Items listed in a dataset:

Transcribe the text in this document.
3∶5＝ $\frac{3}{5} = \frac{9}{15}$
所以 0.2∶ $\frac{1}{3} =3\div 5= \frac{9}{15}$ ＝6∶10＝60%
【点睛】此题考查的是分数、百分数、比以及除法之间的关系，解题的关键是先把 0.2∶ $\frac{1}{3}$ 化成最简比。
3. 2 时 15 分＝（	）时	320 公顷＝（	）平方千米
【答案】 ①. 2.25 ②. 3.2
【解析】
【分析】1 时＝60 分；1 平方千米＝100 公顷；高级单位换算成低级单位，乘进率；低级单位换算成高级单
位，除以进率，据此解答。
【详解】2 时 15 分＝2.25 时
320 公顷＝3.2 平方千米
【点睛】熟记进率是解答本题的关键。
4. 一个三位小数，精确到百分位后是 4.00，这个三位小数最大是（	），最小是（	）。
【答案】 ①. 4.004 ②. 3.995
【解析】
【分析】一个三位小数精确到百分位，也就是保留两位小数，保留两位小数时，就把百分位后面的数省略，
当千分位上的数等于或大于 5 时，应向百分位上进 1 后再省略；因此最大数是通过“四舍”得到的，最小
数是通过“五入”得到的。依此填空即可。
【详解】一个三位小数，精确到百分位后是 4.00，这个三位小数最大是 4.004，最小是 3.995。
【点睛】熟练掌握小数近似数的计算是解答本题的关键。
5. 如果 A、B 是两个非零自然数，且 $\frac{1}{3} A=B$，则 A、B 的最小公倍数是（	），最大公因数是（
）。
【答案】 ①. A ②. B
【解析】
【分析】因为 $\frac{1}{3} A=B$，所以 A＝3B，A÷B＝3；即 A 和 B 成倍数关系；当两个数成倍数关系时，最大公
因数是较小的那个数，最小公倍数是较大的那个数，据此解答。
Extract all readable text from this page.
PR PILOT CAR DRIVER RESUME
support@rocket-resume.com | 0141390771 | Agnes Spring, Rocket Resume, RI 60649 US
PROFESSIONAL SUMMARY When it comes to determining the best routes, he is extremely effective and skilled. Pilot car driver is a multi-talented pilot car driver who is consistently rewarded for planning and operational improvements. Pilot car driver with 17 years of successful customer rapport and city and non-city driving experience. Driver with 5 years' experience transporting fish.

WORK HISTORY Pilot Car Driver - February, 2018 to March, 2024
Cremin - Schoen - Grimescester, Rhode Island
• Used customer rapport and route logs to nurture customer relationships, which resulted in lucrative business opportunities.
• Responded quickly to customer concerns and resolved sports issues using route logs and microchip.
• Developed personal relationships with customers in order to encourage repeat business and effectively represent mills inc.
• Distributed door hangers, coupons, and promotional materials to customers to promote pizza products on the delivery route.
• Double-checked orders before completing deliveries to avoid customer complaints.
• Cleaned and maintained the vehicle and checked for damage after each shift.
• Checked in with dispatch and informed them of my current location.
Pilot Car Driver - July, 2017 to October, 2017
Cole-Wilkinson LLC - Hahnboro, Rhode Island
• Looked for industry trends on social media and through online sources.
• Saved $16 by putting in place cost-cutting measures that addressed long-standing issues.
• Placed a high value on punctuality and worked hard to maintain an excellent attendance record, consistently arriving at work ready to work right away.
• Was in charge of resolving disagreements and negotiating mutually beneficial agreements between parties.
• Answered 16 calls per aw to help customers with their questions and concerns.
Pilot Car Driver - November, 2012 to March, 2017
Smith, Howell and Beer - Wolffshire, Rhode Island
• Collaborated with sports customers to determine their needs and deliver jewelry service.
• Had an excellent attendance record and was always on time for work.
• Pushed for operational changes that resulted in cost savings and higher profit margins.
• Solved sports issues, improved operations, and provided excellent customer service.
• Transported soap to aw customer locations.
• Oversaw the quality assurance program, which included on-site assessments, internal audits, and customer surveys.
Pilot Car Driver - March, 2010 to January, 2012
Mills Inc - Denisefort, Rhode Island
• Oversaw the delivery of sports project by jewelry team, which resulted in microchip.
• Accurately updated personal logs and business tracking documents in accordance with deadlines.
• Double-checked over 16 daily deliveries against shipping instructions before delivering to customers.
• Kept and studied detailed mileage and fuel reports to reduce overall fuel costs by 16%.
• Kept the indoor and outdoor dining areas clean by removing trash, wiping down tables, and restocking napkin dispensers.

Stated task
Copy the material above back out, exactly as written.

Full answer
Transcribe the text in this document.
3∶5＝ $\frac{3}{5} = \frac{9}{15}$
所以 0.2∶ $\frac{1}{3} =3\div 5= \frac{9}{15}$ ＝6∶10＝60%
【点睛】此题考查的是分数、百分数、比以及除法之间的关系，解题的关键是先把 0.2∶ $\frac{1}{3}$ 化成最简比。
3. 2 时 15 分＝（	）时	320 公顷＝（	）平方千米
【答案】 ①. 2.25 ②. 3.2
【解析】
【分析】1 时＝60 分；1 平方千米＝100 公顷；高级单位换算成低级单位，乘进率；低级单位换算成高级单
位，除以进率，据此解答。
【详解】2 时 15 分＝2.25 时
320 公顷＝3.2 平方千米
【点睛】熟记进率是解答本题的关键。
4. 一个三位小数，精确到百分位后是 4.00，这个三位小数最大是（	），最小是（	）。
【答案】 ①. 4.004 ②. 3.995
【解析】
【分析】一个三位小数精确到百分位，也就是保留两位小数，保留两位小数时，就把百分位后面的数省略，
当千分位上的数等于或大于 5 时，应向百分位上进 1 后再省略；因此最大数是通过“四舍”得到的，最小
数是通过“五入”得到的。依此填空即可。
【详解】一个三位小数，精确到百分位后是 4.00，这个三位小数最大是 4.004，最小是 3.995。
【点睛】熟练掌握小数近似数的计算是解答本题的关键。
5. 如果 A、B 是两个非零自然数，且 $\frac{1}{3} A=B$，则 A、B 的最小公倍数是（	），最大公因数是（
）。
【答案】 ①. A ②. B
【解析】
【分析】因为 $\frac{1}{3} A=B$，所以 A＝3B，A÷B＝3；即 A 和 B 成倍数关系；当两个数成倍数关系时，最大公
因数是较小的那个数，最小公倍数是较大的那个数，据此解答。
Extract all readable text from this page.
PR PILOT CAR DRIVER RESUME
support@rocket-resume.com | 0141390771 | Agnes Spring, Rocket Resume, RI 60649 US
PROFESSIONAL SUMMARY When it comes to determining the best routes, he is extremely effective and skilled. Pilot car driver is a multi-talented pilot car driver who is consistently rewarded for planning and operational improvements. Pilot car driver with 17 years of successful customer rapport and city and non-city driving experience. Driver with 5 years' experience transporting fish.

WORK HISTORY Pilot Car Driver - February, 2018 to March, 2024
Cremin - Schoen - Grimescester, Rhode Island
• Used customer rapport and route logs to nurture customer relationships, which resulted in lucrative business opportunities.
• Responded quickly to customer concerns and resolved sports issues using route logs and microchip.
• Developed personal relationships with customers in order to encourage repeat business and effectively represent mills inc.
• Distributed door hangers, coupons, and promotional materials to customers to promote pizza products on the delivery route.
• Double-checked orders before completing deliveries to avoid customer complaints.
• Cleaned and maintained the vehicle and checked for damage after each shift.
• Checked in with dispatch and informed them of my current location.
Pilot Car Driver - July, 2017 to October, 2017
Cole-Wilkinson LLC - Hahnboro, Rhode Island
• Looked for industry trends on social media and through online sources.
• Saved $16 by putting in place cost-cutting measures that addressed long-standing issues.
• Placed a high value on punctuality and worked hard to maintain an excellent attendance record, consistently arriving at work ready to work right away.
• Was in charge of resolving disagreements and negotiating mutually beneficial agreements between parties.
• Answered 16 calls per aw to help customers with their questions and concerns.
Pilot Car Driver - November, 2012 to March, 2017
Smith, Howell and Beer - Wolffshire, Rhode Island
• Collaborated with sports customers to determine their needs and deliver jewelry service.
• Had an excellent attendance record and was always on time for work.
• Pushed for operational changes that resulted in cost savings and higher profit margins.
• Solved sports issues, improved operations, and provided excellent customer service.
• Transported soap to aw customer locations.
• Oversaw the quality assurance program, which included on-site assessments, internal audits, and customer surveys.
Pilot Car Driver - March, 2010 to January, 2012
Mills Inc - Denisefort, Rhode Island
• Oversaw the delivery of sports project by jewelry team, which resulted in microchip.
• Accurately updated personal logs and business tracking documents in accordance with deadlines.
• Double-checked over 16 daily deliveries against shipping instructions before delivering to customers.
• Kept and studied detailed mileage and fuel reports to reduce overall fuel costs by 16%.
• Kept the indoor and outdoor dining areas clean by removing trash, wiping down tables, and restocking napkin dispensers.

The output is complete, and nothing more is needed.